═════ EXCERPT ═════

The virtual meeting tools in this category explicitly support processes like the one we’re trying to test, and many other related group techniques too. Most include built-in templates that walk the group through each step, and all of them generate detailed reports. That said, tools in this category aren’t right for everyone.

Example tools in this category

Example: How to use GroupMap for brainstorming

Not all of the tools in this category have a free trial, but GroupMap does, so we’ll use that for our example.

  1. Before the meeting, select a starting template and adjust the settings to fit your meeting.
    Screenshot of the config interface for a GroupMap.
    Screenshot: You can adjust the colors, steps, labels, and other features of each map.
  2. Paste the link to your GroupMap into your agenda.
  3. When it’s time to brainstorm, instruct everyone to join the GroupMap and begin adding ideas. When you use a tool like this, you don’t have to type ideas in a separate document first; the software can be set up so everyone’s ideas are private until you’re ready to go to the next step.
    Screenshot of adding ideas to the map.
    Screenshot: Each person gets their own place to add ideas.
  4. To group ideas, click to the “Group” step inGroupMap. You’ll select several ideas by simply clicking on them.GroupMap will prompt you name each group.
    Screenshot showing how you can click multiple ideas, then give them a new group name before combining
    Screenshot: Select ideas individually, then name the group
  5. Once the groups look good, click to go to the “Vote” step, and vote away. The software takes care of handing out “dots” and letting you know which items win.

═════

Condense the paragraph of the virtual meeting tools excerpt that opens with "The virtual meeting tools in this category" into a short list of its main facts.

═════ DATA LISTING ═════

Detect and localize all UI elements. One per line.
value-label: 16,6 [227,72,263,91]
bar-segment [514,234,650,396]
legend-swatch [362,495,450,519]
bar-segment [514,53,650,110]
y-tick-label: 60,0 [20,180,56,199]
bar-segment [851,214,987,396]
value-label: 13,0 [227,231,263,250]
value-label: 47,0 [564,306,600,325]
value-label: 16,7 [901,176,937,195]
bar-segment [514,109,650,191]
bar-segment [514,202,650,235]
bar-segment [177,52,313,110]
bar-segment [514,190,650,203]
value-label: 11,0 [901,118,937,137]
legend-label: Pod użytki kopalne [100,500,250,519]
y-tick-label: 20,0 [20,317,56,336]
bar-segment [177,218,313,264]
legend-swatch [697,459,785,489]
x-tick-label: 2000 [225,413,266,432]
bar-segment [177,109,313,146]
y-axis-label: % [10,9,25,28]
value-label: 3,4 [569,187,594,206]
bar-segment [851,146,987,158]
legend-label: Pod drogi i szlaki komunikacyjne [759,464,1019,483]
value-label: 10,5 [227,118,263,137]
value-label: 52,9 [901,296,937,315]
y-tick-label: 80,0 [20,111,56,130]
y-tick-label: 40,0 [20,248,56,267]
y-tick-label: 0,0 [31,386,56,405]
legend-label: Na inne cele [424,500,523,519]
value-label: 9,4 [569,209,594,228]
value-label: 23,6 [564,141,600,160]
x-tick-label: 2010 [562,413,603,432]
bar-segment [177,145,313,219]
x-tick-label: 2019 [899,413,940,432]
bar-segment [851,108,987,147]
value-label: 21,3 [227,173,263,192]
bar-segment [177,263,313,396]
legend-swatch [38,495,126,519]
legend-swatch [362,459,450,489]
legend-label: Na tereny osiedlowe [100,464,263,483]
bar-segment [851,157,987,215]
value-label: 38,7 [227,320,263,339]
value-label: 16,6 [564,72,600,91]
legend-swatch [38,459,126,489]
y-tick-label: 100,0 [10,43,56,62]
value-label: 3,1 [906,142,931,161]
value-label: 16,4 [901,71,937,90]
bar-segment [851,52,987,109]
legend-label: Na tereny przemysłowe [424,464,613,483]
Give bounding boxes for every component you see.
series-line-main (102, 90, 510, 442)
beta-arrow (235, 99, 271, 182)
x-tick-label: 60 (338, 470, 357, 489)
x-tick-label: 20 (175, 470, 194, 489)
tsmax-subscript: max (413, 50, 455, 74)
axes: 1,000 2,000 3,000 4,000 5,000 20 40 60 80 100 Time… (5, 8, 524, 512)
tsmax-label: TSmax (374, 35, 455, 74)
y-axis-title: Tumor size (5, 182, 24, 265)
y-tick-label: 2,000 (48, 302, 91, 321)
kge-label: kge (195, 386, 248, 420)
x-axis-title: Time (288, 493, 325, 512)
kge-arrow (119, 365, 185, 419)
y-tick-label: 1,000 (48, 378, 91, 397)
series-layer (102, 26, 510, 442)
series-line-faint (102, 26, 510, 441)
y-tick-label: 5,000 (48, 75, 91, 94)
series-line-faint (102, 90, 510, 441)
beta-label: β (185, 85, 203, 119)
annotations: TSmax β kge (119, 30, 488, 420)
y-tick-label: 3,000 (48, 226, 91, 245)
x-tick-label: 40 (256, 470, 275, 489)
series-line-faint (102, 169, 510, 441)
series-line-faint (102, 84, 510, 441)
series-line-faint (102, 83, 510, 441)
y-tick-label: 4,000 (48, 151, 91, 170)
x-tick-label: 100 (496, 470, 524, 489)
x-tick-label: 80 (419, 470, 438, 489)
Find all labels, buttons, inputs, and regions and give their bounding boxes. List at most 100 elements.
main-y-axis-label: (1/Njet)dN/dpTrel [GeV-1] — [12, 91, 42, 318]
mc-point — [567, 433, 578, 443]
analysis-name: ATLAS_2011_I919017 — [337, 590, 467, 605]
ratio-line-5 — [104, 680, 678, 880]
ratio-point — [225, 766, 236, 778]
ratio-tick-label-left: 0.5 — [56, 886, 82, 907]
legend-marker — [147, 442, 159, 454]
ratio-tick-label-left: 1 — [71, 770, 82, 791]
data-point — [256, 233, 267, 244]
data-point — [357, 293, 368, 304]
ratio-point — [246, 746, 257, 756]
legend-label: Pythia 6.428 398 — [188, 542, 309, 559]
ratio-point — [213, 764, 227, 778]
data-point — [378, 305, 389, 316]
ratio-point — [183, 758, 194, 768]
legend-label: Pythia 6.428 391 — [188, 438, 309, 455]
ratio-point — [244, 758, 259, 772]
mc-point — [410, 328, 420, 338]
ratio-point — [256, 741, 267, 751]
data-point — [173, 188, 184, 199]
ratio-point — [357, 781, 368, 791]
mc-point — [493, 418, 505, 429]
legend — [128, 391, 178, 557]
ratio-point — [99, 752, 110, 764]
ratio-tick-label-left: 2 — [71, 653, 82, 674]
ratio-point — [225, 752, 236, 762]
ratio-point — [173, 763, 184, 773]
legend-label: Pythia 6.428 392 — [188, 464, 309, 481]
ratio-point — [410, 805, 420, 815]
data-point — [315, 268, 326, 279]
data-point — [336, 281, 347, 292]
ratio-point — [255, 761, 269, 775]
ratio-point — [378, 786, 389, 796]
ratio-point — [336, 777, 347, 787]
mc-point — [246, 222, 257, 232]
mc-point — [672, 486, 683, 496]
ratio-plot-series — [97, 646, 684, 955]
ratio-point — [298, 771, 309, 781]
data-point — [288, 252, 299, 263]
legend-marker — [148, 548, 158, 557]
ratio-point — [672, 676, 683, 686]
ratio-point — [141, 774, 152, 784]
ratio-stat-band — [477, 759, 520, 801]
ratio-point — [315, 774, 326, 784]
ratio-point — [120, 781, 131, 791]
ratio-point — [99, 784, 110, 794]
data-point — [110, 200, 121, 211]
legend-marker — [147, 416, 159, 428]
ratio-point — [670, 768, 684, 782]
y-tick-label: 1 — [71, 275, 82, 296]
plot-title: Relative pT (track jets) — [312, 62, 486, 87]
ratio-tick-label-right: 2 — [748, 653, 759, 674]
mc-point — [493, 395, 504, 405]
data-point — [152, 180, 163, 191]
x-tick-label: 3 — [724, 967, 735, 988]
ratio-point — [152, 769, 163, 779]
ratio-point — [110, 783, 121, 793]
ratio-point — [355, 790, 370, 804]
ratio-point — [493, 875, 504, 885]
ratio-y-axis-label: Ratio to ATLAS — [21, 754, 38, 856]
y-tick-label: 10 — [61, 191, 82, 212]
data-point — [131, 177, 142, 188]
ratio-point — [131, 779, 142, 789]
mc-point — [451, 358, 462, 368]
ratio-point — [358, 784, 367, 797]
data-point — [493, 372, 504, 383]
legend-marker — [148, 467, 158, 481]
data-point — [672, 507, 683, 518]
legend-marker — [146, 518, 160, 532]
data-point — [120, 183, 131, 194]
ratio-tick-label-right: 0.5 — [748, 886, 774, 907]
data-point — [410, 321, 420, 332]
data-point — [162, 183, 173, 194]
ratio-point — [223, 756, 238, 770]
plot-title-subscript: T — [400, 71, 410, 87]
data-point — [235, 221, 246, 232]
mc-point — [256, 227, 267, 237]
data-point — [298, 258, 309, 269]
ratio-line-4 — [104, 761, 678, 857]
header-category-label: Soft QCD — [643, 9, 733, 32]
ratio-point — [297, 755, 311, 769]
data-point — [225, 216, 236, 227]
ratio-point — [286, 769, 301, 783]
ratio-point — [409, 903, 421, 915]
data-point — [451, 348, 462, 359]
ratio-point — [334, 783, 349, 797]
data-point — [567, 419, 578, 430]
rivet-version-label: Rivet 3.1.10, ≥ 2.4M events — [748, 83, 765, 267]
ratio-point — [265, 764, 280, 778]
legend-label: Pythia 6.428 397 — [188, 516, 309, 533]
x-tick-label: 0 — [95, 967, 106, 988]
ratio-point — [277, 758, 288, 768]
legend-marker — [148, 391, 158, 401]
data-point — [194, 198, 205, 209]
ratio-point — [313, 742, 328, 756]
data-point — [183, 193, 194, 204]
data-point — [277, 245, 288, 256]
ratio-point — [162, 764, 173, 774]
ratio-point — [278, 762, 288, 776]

═════

• EXERCISE RESPONSE:
- These tools explicitly support processes like the one being tested, as well as many related group techniques.
- Most include built-in templates that guide the group through each step.
- All of them produce detailed reports.
- They are not right for everyone.